-- THE PROBLEM --
How many lines of the material below contain the string "name"? Answer with the number and nothing else.

* * * * * * *

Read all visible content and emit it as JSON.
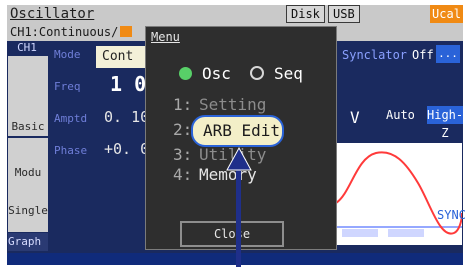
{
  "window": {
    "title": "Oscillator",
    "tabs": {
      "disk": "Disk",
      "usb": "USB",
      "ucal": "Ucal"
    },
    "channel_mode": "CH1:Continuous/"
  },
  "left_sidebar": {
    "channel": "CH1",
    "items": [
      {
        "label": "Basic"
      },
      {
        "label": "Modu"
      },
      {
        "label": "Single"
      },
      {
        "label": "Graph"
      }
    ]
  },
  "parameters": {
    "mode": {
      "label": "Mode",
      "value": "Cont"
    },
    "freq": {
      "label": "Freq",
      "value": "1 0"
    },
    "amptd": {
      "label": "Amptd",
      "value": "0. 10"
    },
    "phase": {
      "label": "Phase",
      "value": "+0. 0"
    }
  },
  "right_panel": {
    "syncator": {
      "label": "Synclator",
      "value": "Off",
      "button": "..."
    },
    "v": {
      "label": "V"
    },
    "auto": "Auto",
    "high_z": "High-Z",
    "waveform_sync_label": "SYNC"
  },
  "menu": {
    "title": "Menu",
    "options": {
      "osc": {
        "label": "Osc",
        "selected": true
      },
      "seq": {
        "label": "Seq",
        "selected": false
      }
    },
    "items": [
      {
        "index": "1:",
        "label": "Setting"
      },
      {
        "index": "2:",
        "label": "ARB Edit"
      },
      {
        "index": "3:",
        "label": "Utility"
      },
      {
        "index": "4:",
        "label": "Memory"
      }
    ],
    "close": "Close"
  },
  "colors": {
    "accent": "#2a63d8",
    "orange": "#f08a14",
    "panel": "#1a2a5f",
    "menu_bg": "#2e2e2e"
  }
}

* * * * * * *

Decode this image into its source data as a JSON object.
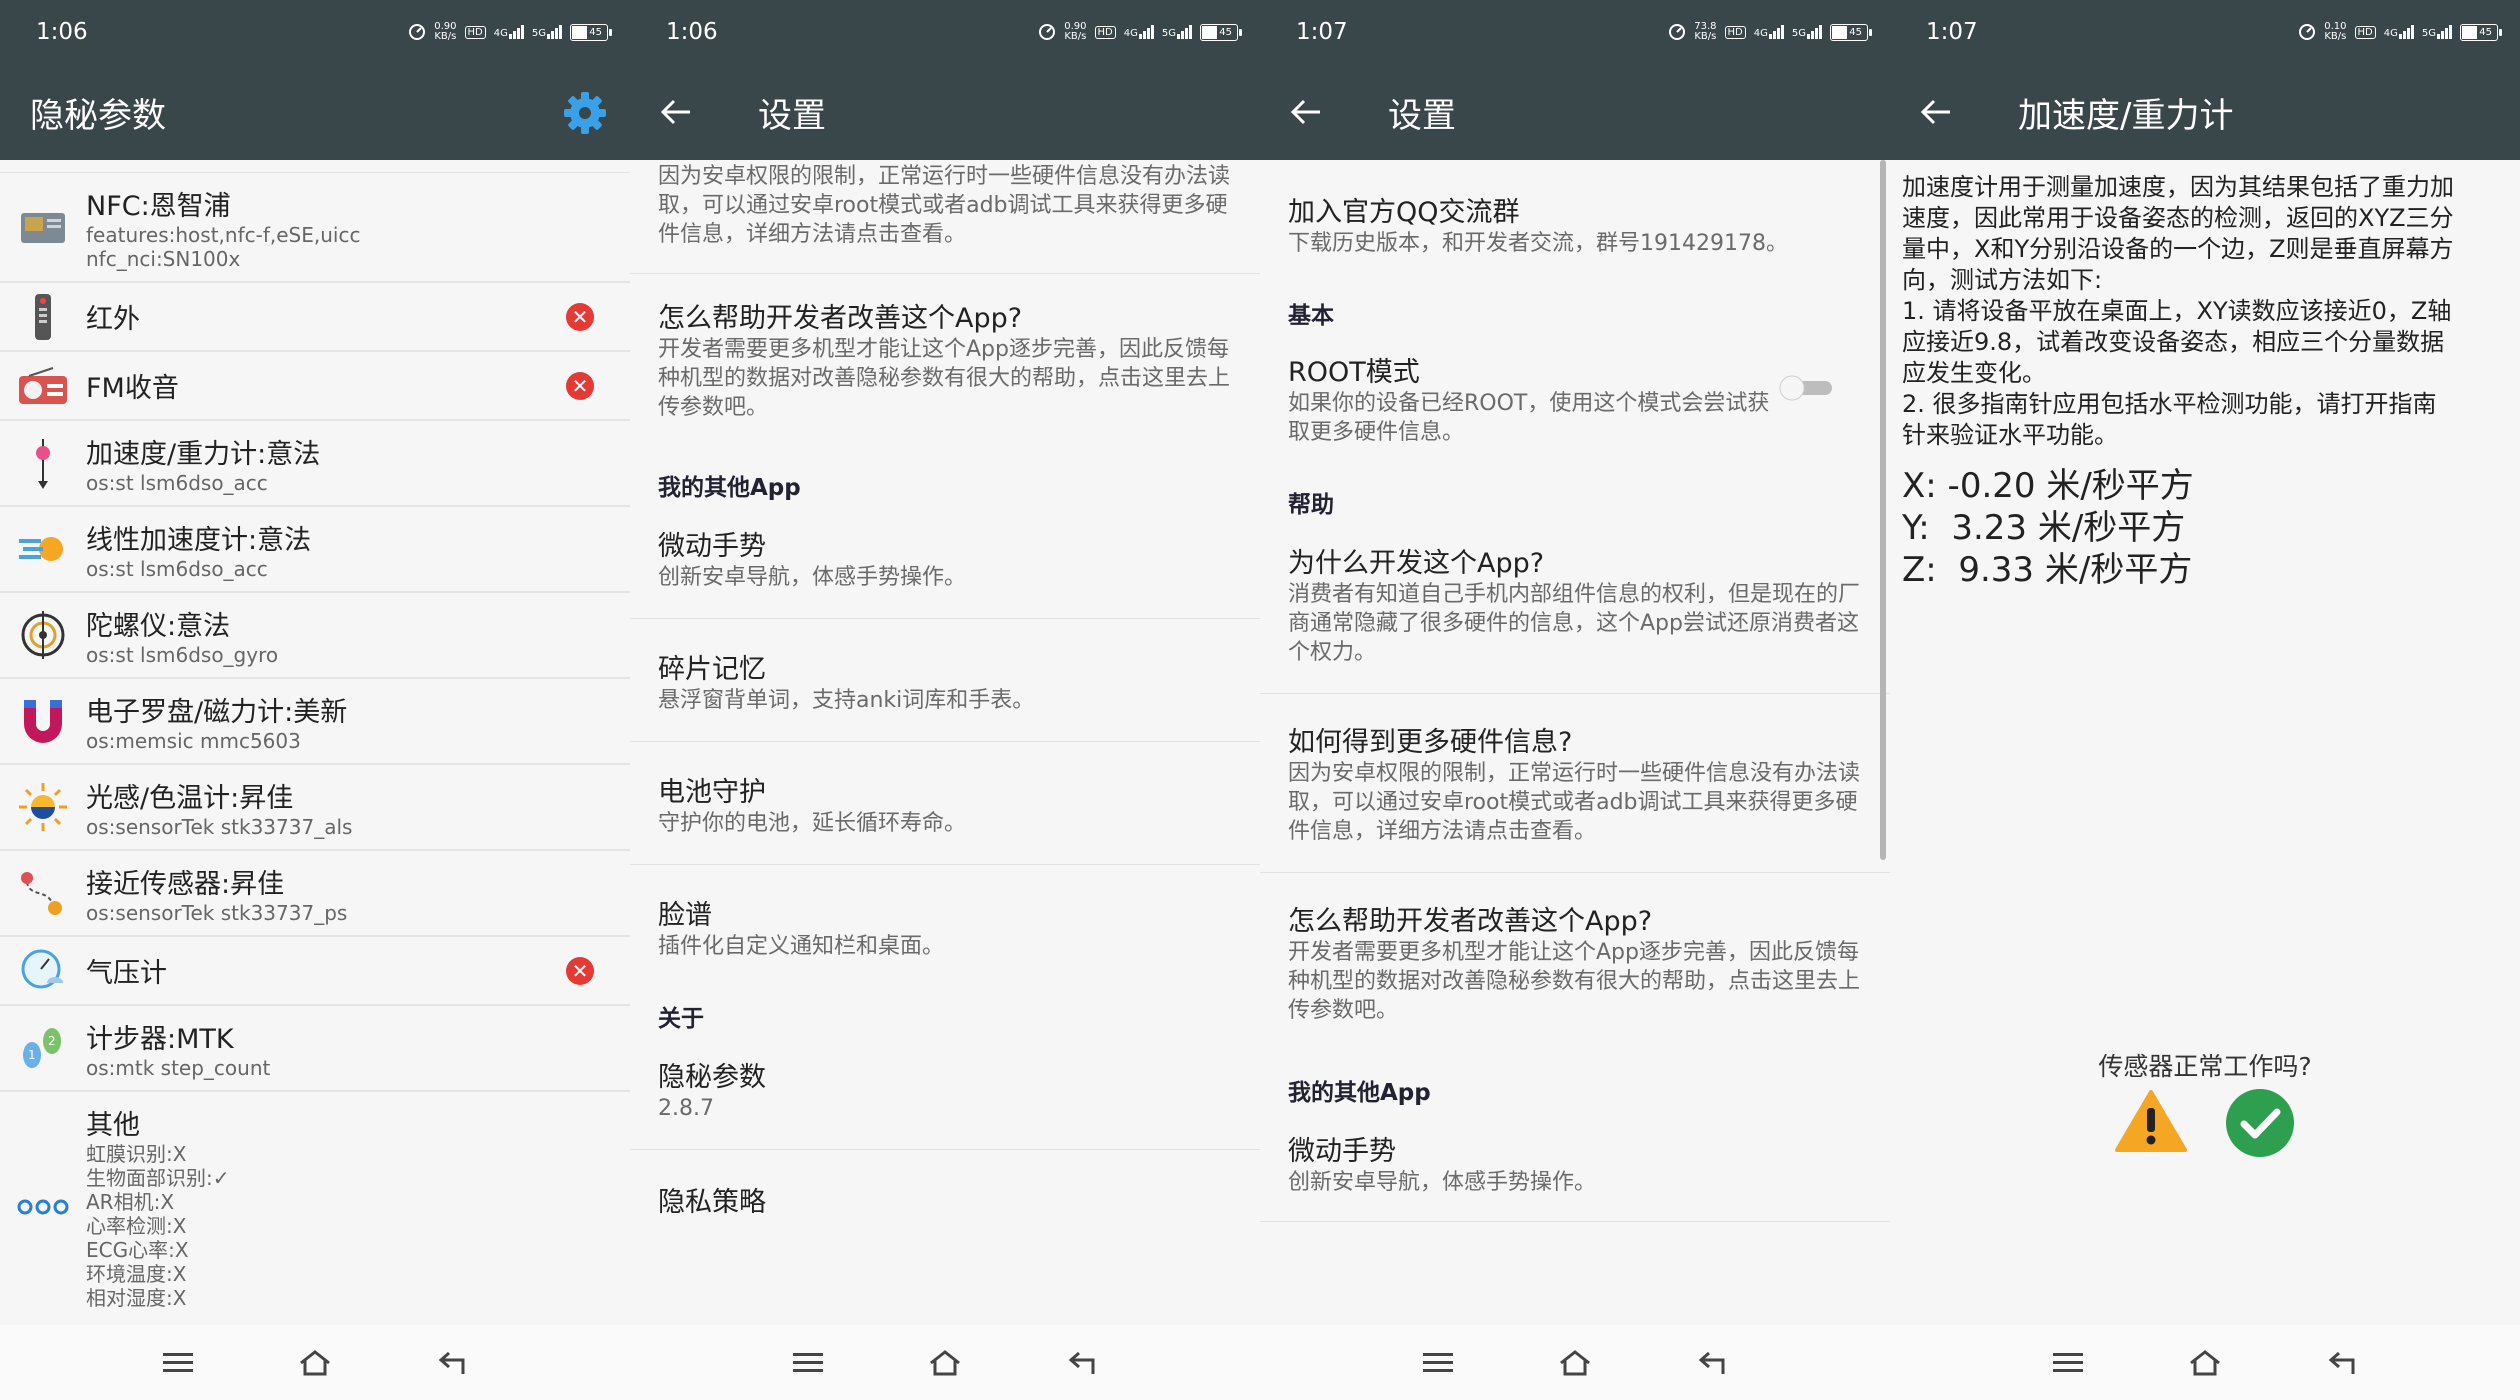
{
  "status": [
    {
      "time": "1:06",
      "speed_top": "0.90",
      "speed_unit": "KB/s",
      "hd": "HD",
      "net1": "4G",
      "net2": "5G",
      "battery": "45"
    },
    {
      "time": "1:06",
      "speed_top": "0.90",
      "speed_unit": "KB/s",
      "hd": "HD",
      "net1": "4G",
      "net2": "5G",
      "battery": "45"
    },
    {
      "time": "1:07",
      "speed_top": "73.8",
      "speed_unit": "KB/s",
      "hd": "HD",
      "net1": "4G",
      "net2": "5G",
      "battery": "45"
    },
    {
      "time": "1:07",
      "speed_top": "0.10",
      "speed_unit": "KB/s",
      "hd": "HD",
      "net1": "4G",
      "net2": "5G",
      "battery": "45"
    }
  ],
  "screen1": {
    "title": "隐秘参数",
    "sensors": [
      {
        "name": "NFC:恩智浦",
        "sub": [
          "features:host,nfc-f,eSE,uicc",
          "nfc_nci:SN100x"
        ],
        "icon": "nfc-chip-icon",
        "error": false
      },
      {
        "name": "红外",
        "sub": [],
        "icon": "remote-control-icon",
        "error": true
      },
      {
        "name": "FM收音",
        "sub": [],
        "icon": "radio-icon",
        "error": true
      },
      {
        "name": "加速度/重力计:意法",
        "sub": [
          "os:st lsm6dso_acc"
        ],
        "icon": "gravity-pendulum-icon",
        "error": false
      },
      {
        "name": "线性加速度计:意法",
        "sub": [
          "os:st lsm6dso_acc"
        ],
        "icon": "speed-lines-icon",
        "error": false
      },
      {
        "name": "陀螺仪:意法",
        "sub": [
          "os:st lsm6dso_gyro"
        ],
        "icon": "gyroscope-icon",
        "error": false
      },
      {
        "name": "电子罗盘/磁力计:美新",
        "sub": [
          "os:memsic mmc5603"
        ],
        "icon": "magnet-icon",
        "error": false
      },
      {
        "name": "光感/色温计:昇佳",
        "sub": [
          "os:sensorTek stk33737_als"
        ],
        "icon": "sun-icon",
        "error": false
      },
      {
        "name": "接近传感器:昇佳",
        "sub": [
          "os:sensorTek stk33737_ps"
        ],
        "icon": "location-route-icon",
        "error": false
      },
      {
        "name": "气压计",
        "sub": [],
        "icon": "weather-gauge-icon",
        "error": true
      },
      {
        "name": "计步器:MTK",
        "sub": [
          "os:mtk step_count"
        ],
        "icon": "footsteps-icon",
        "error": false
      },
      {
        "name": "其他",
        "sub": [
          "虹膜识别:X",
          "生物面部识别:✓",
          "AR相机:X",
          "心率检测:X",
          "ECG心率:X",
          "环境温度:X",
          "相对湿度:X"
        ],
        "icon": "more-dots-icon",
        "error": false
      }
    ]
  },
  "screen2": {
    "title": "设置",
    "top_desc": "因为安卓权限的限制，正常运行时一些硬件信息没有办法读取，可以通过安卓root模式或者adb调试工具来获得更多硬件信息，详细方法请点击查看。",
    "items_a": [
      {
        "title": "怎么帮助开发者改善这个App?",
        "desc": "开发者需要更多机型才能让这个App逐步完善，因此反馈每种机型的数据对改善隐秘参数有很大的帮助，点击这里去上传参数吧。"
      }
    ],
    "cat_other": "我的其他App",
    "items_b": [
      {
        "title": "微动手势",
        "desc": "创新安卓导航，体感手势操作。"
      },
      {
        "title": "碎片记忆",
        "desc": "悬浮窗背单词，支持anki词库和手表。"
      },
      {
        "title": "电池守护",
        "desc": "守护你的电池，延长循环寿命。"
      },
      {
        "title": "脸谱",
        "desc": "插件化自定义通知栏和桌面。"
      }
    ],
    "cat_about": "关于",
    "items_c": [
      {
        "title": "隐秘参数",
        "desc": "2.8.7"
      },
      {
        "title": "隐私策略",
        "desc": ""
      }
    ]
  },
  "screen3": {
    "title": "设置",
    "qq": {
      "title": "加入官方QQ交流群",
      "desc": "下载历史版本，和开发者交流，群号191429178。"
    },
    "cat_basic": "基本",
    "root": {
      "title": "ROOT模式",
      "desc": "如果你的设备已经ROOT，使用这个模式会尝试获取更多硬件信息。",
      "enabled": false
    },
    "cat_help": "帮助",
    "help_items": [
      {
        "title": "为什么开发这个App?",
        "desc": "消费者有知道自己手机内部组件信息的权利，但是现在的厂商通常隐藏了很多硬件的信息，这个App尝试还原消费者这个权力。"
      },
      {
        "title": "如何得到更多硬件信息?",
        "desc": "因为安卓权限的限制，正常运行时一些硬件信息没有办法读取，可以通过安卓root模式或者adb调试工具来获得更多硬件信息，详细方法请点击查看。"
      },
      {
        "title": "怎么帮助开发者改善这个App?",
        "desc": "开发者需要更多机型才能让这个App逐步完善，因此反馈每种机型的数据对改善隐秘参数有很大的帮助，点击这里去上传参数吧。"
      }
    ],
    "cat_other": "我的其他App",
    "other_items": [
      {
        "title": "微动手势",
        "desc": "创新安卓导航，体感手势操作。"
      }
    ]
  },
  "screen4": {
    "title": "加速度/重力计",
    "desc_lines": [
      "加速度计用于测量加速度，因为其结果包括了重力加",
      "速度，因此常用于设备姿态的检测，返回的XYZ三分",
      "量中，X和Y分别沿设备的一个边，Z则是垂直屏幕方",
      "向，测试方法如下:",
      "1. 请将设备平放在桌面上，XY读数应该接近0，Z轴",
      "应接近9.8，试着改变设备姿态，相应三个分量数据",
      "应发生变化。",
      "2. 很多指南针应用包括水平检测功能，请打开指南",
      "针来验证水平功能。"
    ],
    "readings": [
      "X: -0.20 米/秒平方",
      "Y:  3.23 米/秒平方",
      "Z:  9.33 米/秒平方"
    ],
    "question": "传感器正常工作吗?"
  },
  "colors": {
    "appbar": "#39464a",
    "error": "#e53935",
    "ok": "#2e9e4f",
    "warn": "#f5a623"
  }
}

* * * * * * *

-- TASK OUTPUT --
12